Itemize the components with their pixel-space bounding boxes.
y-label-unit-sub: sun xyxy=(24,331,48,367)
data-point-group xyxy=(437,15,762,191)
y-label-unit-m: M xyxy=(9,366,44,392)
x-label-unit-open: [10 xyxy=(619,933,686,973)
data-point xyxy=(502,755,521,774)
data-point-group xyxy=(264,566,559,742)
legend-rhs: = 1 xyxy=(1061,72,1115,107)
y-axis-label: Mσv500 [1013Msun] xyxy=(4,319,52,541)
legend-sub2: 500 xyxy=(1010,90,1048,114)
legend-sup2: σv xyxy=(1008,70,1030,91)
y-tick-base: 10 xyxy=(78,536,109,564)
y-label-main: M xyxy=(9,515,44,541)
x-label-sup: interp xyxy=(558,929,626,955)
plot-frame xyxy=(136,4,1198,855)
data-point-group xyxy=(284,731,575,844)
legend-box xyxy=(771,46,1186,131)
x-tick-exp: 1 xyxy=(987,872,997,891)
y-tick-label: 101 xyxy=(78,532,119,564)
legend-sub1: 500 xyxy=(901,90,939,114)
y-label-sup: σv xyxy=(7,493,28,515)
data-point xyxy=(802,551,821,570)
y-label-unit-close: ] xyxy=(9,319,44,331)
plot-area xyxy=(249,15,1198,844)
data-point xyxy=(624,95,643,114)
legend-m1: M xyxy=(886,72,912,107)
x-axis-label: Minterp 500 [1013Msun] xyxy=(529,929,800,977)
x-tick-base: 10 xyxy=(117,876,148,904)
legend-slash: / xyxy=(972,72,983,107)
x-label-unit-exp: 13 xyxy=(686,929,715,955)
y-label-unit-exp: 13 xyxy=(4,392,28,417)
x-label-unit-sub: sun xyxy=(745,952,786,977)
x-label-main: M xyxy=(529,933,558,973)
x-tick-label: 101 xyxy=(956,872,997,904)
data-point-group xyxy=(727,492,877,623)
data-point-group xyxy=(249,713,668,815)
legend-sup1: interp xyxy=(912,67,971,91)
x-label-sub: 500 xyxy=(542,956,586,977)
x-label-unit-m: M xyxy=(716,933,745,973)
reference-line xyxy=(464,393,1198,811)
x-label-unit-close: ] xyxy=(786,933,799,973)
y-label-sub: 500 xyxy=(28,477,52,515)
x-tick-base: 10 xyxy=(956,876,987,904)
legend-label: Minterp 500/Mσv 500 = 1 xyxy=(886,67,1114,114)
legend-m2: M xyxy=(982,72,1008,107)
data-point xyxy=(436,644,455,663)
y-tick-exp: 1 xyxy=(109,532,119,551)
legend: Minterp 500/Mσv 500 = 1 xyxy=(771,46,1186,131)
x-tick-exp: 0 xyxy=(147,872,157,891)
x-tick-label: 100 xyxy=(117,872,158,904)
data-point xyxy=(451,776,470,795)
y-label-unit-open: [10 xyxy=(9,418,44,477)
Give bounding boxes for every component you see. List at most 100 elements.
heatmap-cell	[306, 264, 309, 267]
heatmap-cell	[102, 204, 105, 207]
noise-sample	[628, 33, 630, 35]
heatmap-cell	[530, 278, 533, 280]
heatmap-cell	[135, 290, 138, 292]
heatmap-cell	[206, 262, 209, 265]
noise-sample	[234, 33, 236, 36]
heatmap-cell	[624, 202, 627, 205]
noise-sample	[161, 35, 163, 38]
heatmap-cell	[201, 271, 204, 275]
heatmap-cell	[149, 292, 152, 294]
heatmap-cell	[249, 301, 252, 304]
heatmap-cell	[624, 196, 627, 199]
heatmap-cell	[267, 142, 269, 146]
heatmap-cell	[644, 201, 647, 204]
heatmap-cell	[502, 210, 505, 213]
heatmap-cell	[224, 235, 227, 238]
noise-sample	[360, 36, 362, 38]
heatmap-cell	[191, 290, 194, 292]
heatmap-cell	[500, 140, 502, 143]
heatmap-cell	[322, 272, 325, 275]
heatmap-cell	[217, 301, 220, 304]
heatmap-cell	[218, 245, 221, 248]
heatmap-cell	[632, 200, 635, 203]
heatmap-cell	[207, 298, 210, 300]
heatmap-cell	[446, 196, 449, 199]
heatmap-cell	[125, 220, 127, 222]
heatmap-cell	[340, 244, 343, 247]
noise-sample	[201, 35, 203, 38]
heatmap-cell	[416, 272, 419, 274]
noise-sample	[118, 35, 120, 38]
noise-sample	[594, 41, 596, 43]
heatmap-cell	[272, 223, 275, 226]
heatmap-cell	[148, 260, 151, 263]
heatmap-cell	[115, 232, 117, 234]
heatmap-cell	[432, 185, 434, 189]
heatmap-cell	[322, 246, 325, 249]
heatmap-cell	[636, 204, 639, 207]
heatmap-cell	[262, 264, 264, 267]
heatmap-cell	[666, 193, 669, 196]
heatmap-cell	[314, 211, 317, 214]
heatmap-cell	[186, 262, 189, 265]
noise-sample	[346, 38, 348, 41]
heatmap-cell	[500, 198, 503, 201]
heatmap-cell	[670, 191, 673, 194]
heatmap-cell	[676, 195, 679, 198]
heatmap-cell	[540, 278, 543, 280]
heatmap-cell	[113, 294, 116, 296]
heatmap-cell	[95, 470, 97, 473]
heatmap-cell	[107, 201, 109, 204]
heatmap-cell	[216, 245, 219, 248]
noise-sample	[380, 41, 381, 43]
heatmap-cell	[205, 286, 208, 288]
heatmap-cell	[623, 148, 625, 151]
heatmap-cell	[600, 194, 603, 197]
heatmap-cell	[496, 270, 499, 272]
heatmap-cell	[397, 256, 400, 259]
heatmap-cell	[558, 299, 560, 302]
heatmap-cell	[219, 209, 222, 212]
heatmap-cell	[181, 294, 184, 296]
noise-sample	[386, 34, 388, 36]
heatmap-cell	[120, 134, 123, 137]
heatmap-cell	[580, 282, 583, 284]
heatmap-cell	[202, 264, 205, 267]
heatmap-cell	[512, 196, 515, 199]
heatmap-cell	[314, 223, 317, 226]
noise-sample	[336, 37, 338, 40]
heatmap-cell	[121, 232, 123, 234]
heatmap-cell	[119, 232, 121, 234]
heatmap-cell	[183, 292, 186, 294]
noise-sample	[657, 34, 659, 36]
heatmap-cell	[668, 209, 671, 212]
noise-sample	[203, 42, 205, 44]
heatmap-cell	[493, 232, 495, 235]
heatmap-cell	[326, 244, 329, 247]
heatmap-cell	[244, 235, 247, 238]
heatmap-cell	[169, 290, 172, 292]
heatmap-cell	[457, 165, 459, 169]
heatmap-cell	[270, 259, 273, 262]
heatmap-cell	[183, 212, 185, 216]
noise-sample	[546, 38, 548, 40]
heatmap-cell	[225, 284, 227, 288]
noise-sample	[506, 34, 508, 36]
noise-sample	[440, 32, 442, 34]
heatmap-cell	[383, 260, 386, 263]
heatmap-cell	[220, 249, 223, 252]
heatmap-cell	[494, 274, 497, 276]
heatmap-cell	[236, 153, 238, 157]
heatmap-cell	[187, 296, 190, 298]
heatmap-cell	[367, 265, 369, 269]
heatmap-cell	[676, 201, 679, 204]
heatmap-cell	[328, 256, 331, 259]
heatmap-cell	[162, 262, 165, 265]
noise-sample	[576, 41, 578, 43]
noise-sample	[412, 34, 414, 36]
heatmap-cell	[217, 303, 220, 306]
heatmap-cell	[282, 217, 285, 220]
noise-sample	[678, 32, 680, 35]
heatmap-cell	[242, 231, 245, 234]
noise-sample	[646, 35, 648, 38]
====
Reproduce the records word for word, from the first line through the line that contains "y-tick-exp: 1 xyxy=(109,532,119,551)", including that line.

Itemize the components with their pixel-space bounding boxes.
y-label-unit-sub: sun xyxy=(24,331,48,367)
data-point-group xyxy=(437,15,762,191)
y-label-unit-m: M xyxy=(9,366,44,392)
x-label-unit-open: [10 xyxy=(619,933,686,973)
data-point xyxy=(502,755,521,774)
data-point-group xyxy=(264,566,559,742)
legend-rhs: = 1 xyxy=(1061,72,1115,107)
y-axis-label: Mσv500 [1013Msun] xyxy=(4,319,52,541)
legend-sub2: 500 xyxy=(1010,90,1048,114)
legend-sup2: σv xyxy=(1008,70,1030,91)
y-tick-base: 10 xyxy=(78,536,109,564)
y-label-main: M xyxy=(9,515,44,541)
x-label-sup: interp xyxy=(558,929,626,955)
plot-frame xyxy=(136,4,1198,855)
data-point-group xyxy=(284,731,575,844)
legend-box xyxy=(771,46,1186,131)
x-tick-exp: 1 xyxy=(987,872,997,891)
y-tick-label: 101 xyxy=(78,532,119,564)
legend-sub1: 500 xyxy=(901,90,939,114)
y-label-sup: σv xyxy=(7,493,28,515)
data-point xyxy=(802,551,821,570)
y-label-unit-close: ] xyxy=(9,319,44,331)
plot-area xyxy=(249,15,1198,844)
data-point xyxy=(624,95,643,114)
legend-m1: M xyxy=(886,72,912,107)
x-axis-label: Minterp 500 [1013Msun] xyxy=(529,929,800,977)
x-tick-base: 10 xyxy=(117,876,148,904)
legend-slash: / xyxy=(972,72,983,107)
x-label-unit-exp: 13 xyxy=(686,929,715,955)
y-label-unit-exp: 13 xyxy=(4,392,28,417)
x-label-unit-sub: sun xyxy=(745,952,786,977)
x-label-main: M xyxy=(529,933,558,973)
x-tick-label: 101 xyxy=(956,872,997,904)
data-point-group xyxy=(727,492,877,623)
data-point-group xyxy=(249,713,668,815)
legend-sup1: interp xyxy=(912,67,971,91)
x-label-sub: 500 xyxy=(542,956,586,977)
x-label-unit-m: M xyxy=(716,933,745,973)
reference-line xyxy=(464,393,1198,811)
x-label-unit-close: ] xyxy=(786,933,799,973)
y-label-sub: 500 xyxy=(28,477,52,515)
x-tick-base: 10 xyxy=(956,876,987,904)
legend-label: Minterp 500/Mσv 500 = 1 xyxy=(886,67,1114,114)
legend-m2: M xyxy=(982,72,1008,107)
data-point xyxy=(436,644,455,663)
y-tick-exp: 1 xyxy=(109,532,119,551)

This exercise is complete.